## EXERCISE AIM
Will you extract the entries word for word? Images should not appear in the copy.

## RECORDS FOR PROCESSING
'''

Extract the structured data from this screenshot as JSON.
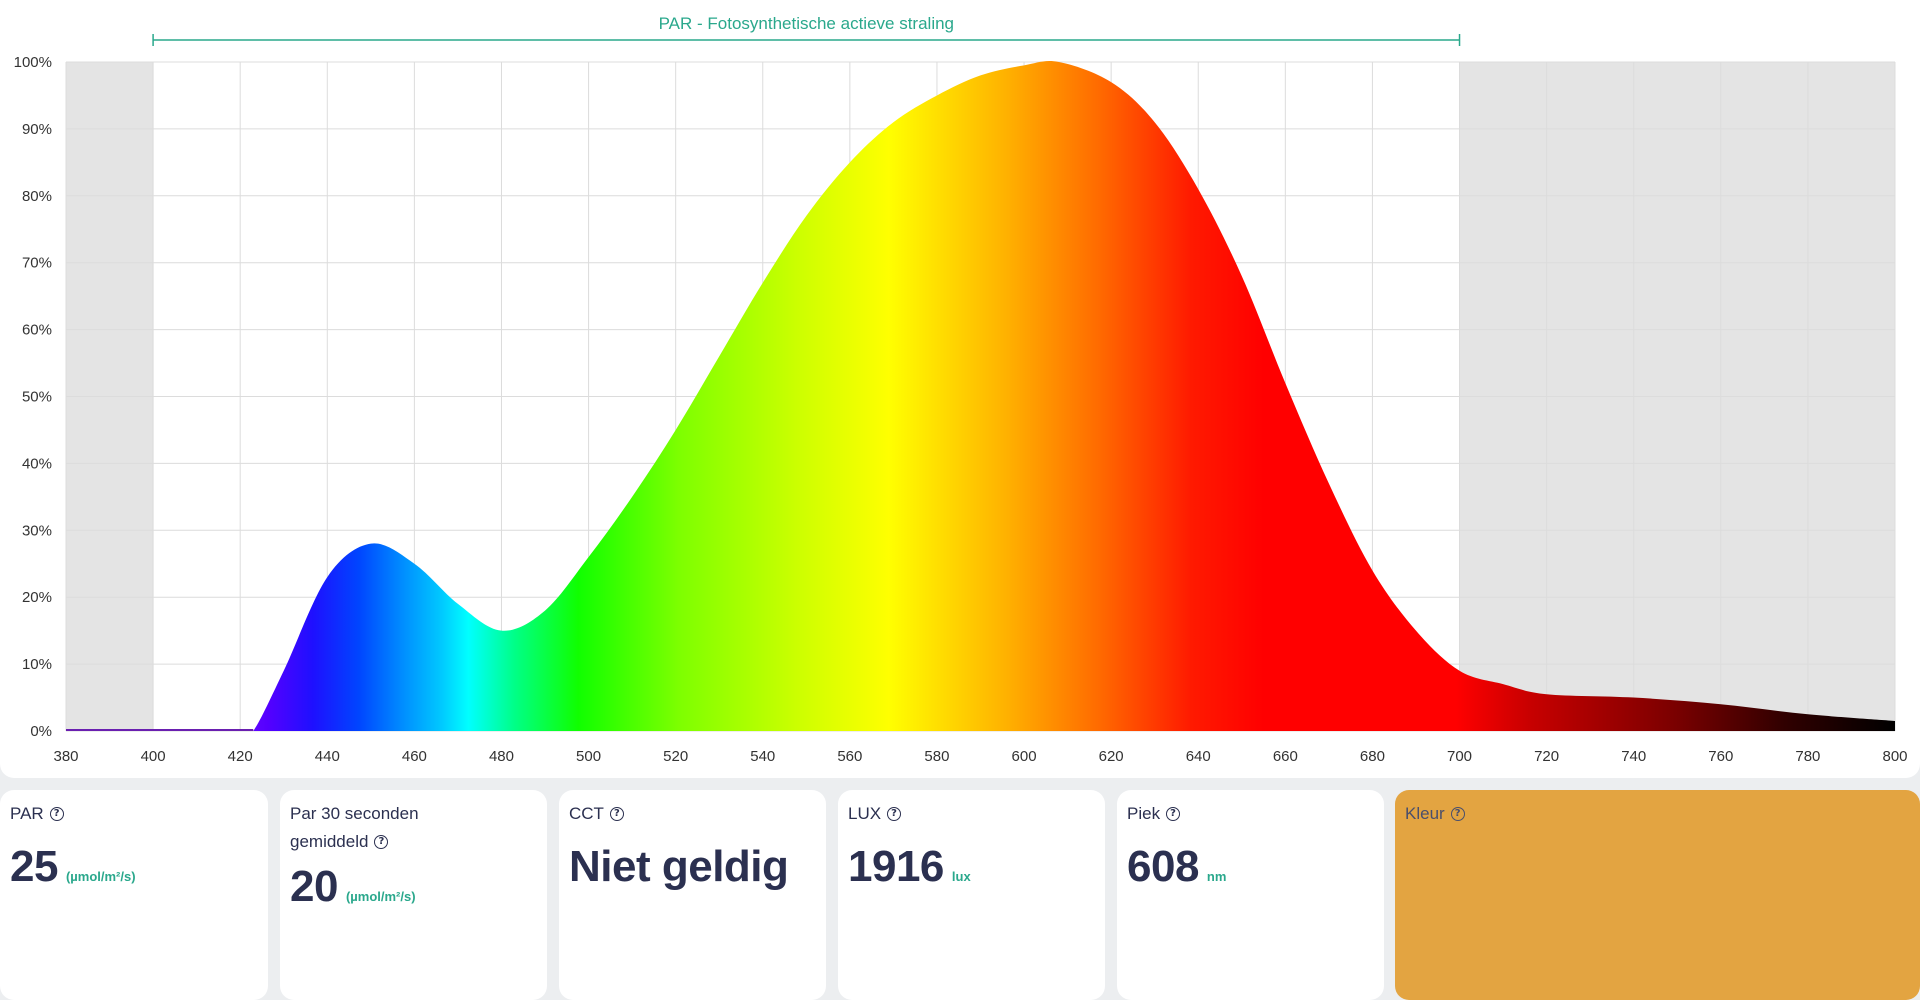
{
  "chart_data": {
    "type": "area",
    "title": "PAR - Fotosynthetische actieve straling",
    "par_range": [
      400,
      700
    ],
    "xlim": [
      380,
      800
    ],
    "ylim": [
      0,
      100
    ],
    "x_ticks": [
      "380",
      "400",
      "420",
      "440",
      "460",
      "480",
      "500",
      "520",
      "540",
      "560",
      "580",
      "600",
      "620",
      "640",
      "660",
      "680",
      "700",
      "720",
      "740",
      "760",
      "780",
      "800"
    ],
    "y_ticks": [
      "0%",
      "10%",
      "20%",
      "30%",
      "40%",
      "50%",
      "60%",
      "70%",
      "80%",
      "90%",
      "100%"
    ],
    "grid": true,
    "x": [
      380,
      400,
      420,
      423,
      430,
      440,
      450,
      460,
      470,
      480,
      490,
      500,
      510,
      520,
      530,
      540,
      550,
      560,
      570,
      580,
      590,
      600,
      608,
      620,
      630,
      640,
      650,
      660,
      670,
      680,
      690,
      700,
      710,
      720,
      740,
      760,
      780,
      800
    ],
    "values": [
      0,
      0,
      0,
      0,
      9,
      23,
      28,
      25,
      19,
      15,
      18,
      26,
      35,
      45,
      56,
      67,
      77,
      85,
      91,
      95,
      98,
      99.5,
      100,
      97,
      91,
      81,
      68,
      52,
      37,
      24,
      15,
      9,
      7,
      5.5,
      5,
      4,
      2.5,
      1.5
    ]
  },
  "cards": {
    "par": {
      "label": "PAR",
      "value": "25",
      "unit": "(µmol/m²/s)"
    },
    "par30_line1": "Par 30 seconden",
    "par30_line2": "gemiddeld",
    "par30": {
      "value": "20",
      "unit": "(µmol/m²/s)"
    },
    "cct": {
      "label": "CCT",
      "value": "Niet geldig"
    },
    "lux": {
      "label": "LUX",
      "value": "1916",
      "unit": "lux"
    },
    "peak": {
      "label": "Piek",
      "value": "608",
      "unit": "nm"
    },
    "color": {
      "label": "Kleur",
      "swatch": "#e3a441"
    }
  },
  "colors": {
    "accent": "#2aa88c",
    "text": "#2b3050",
    "shade": "#e4e4e4"
  },
  "icons": {
    "help": "help-circle-icon"
  }
}
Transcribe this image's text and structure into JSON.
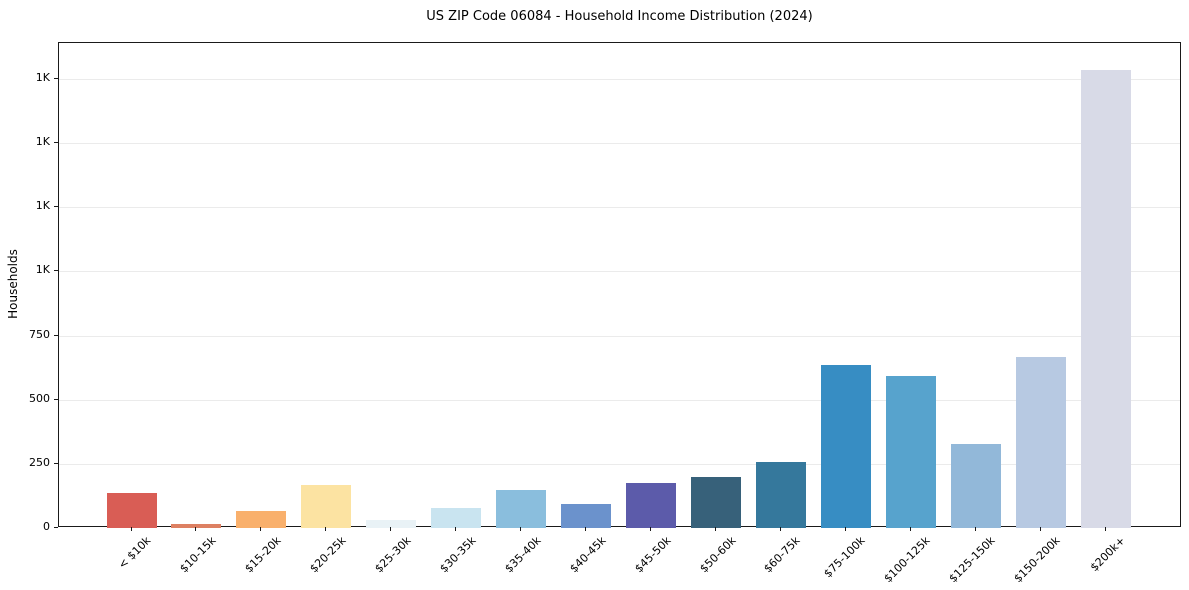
{
  "chart_data": {
    "type": "bar",
    "title": "US ZIP Code 06084 - Household Income Distribution (2024)",
    "xlabel": "",
    "ylabel": "Households",
    "categories": [
      "< $10k",
      "$10-15k",
      "$15-20k",
      "$20-25k",
      "$25-30k",
      "$30-35k",
      "$35-40k",
      "$40-45k",
      "$45-50k",
      "$50-60k",
      "$60-75k",
      "$75-100k",
      "$100-125k",
      "$125-150k",
      "$150-200k",
      "$200k+"
    ],
    "values": [
      137,
      17,
      67,
      168,
      30,
      77,
      150,
      95,
      175,
      197,
      256,
      635,
      593,
      327,
      665,
      1786
    ],
    "bar_colors": [
      "#d95d55",
      "#dd8062",
      "#f9b06c",
      "#fce3a2",
      "#e9f2f6",
      "#c9e4f0",
      "#8abedd",
      "#6b92cc",
      "#5c5baa",
      "#37617a",
      "#35789c",
      "#378dc3",
      "#57a3cd",
      "#92b8d9",
      "#b7c9e2",
      "#d8dae7"
    ],
    "ylim": [
      0,
      1890
    ],
    "yticks": [
      {
        "value": 0,
        "label": "0"
      },
      {
        "value": 250,
        "label": "250"
      },
      {
        "value": 500,
        "label": "500"
      },
      {
        "value": 750,
        "label": "750"
      },
      {
        "value": 1000,
        "label": "1K"
      },
      {
        "value": 1250,
        "label": "1K"
      },
      {
        "value": 1500,
        "label": "1K"
      },
      {
        "value": 1750,
        "label": "1K"
      }
    ],
    "grid": "horizontal",
    "grid_color": "#ebebeb",
    "legend": "none",
    "xtick_rotation_deg": 45,
    "background_color": "#ffffff",
    "frame_color": "#1a1a1a"
  }
}
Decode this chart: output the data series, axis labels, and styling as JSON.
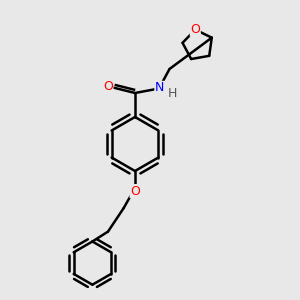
{
  "background_color": "#e8e8e8",
  "bond_color": "#000000",
  "bond_width": 1.8,
  "atom_colors": {
    "O": "#ff0000",
    "N": "#0000ff",
    "C": "#000000",
    "H": "#555555"
  },
  "font_size": 9,
  "figsize": [
    3.0,
    3.0
  ],
  "dpi": 100
}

'''

## IN RESPONSE
Extract the structured data from this screenshot as JSON.
{
  "chart_data": {
    "type": "area",
    "title": "PAR - Fotosynthetische actieve straling",
    "par_range": [
      400,
      700
    ],
    "xlim": [
      380,
      800
    ],
    "ylim": [
      0,
      100
    ],
    "x_ticks": [
      "380",
      "400",
      "420",
      "440",
      "460",
      "480",
      "500",
      "520",
      "540",
      "560",
      "580",
      "600",
      "620",
      "640",
      "660",
      "680",
      "700",
      "720",
      "740",
      "760",
      "780",
      "800"
    ],
    "y_ticks": [
      "0%",
      "10%",
      "20%",
      "30%",
      "40%",
      "50%",
      "60%",
      "70%",
      "80%",
      "90%",
      "100%"
    ],
    "grid": true,
    "x": [
      380,
      400,
      420,
      423,
      430,
      440,
      450,
      460,
      470,
      480,
      490,
      500,
      510,
      520,
      530,
      540,
      550,
      560,
      570,
      580,
      590,
      600,
      608,
      620,
      630,
      640,
      650,
      660,
      670,
      680,
      690,
      700,
      710,
      720,
      740,
      760,
      780,
      800
    ],
    "values": [
      0,
      0,
      0,
      0,
      9,
      23,
      28,
      25,
      19,
      15,
      18,
      26,
      35,
      45,
      56,
      67,
      77,
      85,
      91,
      95,
      98,
      99.5,
      100,
      97,
      91,
      81,
      68,
      52,
      37,
      24,
      15,
      9,
      7,
      5.5,
      5,
      4,
      2.5,
      1.5
    ]
  },
  "cards": {
    "par": {
      "label": "PAR",
      "value": "25",
      "unit": "(µmol/m²/s)"
    },
    "par30_line1": "Par 30 seconden",
    "par30_line2": "gemiddeld",
    "par30": {
      "value": "20",
      "unit": "(µmol/m²/s)"
    },
    "cct": {
      "label": "CCT",
      "value": "Niet geldig"
    },
    "lux": {
      "label": "LUX",
      "value": "1916",
      "unit": "lux"
    },
    "peak": {
      "label": "Piek",
      "value": "608",
      "unit": "nm"
    },
    "color": {
      "label": "Kleur",
      "swatch": "#e3a441"
    }
  },
  "colors": {
    "accent": "#2aa88c",
    "text": "#2b3050",
    "shade": "#e4e4e4"
  },
  "icons": {
    "help": "help-circle-icon"
  }
}
Transcribe this image's text and structure into JSON.
{
  "chart_data": {
    "type": "bar",
    "title": "US ZIP Code 06084 - Household Income Distribution (2024)",
    "xlabel": "",
    "ylabel": "Households",
    "categories": [
      "< $10k",
      "$10-15k",
      "$15-20k",
      "$20-25k",
      "$25-30k",
      "$30-35k",
      "$35-40k",
      "$40-45k",
      "$45-50k",
      "$50-60k",
      "$60-75k",
      "$75-100k",
      "$100-125k",
      "$125-150k",
      "$150-200k",
      "$200k+"
    ],
    "values": [
      137,
      17,
      67,
      168,
      30,
      77,
      150,
      95,
      175,
      197,
      256,
      635,
      593,
      327,
      665,
      1786
    ],
    "bar_colors": [
      "#d95d55",
      "#dd8062",
      "#f9b06c",
      "#fce3a2",
      "#e9f2f6",
      "#c9e4f0",
      "#8abedd",
      "#6b92cc",
      "#5c5baa",
      "#37617a",
      "#35789c",
      "#378dc3",
      "#57a3cd",
      "#92b8d9",
      "#b7c9e2",
      "#d8dae7"
    ],
    "ylim": [
      0,
      1890
    ],
    "yticks": [
      {
        "value": 0,
        "label": "0"
      },
      {
        "value": 250,
        "label": "250"
      },
      {
        "value": 500,
        "label": "500"
      },
      {
        "value": 750,
        "label": "750"
      },
      {
        "value": 1000,
        "label": "1K"
      },
      {
        "value": 1250,
        "label": "1K"
      },
      {
        "value": 1500,
        "label": "1K"
      },
      {
        "value": 1750,
        "label": "1K"
      }
    ],
    "grid": "horizontal",
    "grid_color": "#ebebeb",
    "legend": "none",
    "xtick_rotation_deg": 45,
    "background_color": "#ffffff",
    "frame_color": "#1a1a1a"
  }
}
Decode this chart: output the data series, axis labels, and styling as JSON.
{
  "background_color": "#e8e8e8",
  "bond_color": "#000000",
  "bond_width": 1.8,
  "atom_colors": {
    "O": "#ff0000",
    "N": "#0000ff",
    "C": "#000000",
    "H": "#555555"
  },
  "font_size": 9,
  "figsize": [
    3.0,
    3.0
  ],
  "dpi": 100
}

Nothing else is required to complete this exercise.